Extracted data entries:
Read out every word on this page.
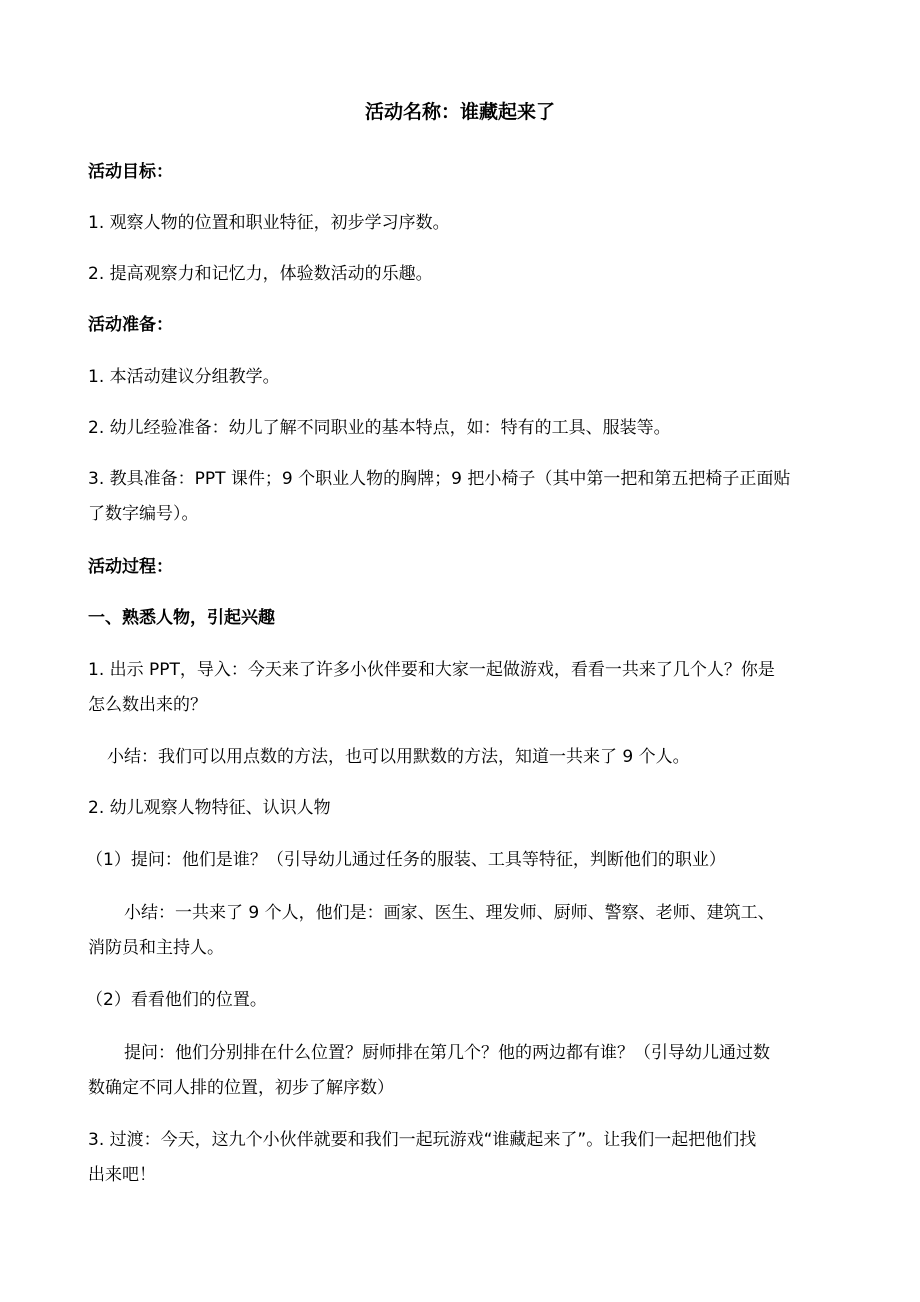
活动名称：谁藏起来了
活动目标：
1. 观察人物的位置和职业特征，初步学习序数。
2. 提高观察力和记忆力，体验数活动的乐趣。
活动准备：
1. 本活动建议分组教学。
2. 幼儿经验准备：幼儿了解不同职业的基本特点，如：特有的工具、服装等。
3. 教具准备：PPT 课件；9 个职业人物的胸牌；9 把小椅子（其中第一把和第五把椅子正面贴
了数字编号）。
活动过程：
一、熟悉人物，引起兴趣
1. 出示 PPT，导入：今天来了许多小伙伴要和大家一起做游戏，看看一共来了几个人？你是
怎么数出来的？
小结：我们可以用点数的方法，也可以用默数的方法，知道一共来了 9 个人。
2. 幼儿观察人物特征、认识人物
（1）提问：他们是谁？（引导幼儿通过任务的服装、工具等特征，判断他们的职业）
小结：一共来了 9 个人，他们是：画家、医生、理发师、厨师、警察、老师、建筑工、
消防员和主持人。
（2）看看他们的位置。
提问：他们分别排在什么位置？厨师排在第几个？他的两边都有谁？（引导幼儿通过数
数确定不同人排的位置，初步了解序数）
3. 过渡：今天，这九个小伙伴就要和我们一起玩游戏“谁藏起来了”。让我们一起把他们找
出来吧！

## [BRIEF]
Show all lines in the entries above where the word "谁藏起来了" appears.

## [OUTPUT FOR THIS EXERCISE]
活动名称：谁藏起来了
3. 过渡：今天，这九个小伙伴就要和我们一起玩游戏“谁藏起来了”。让我们一起把他们找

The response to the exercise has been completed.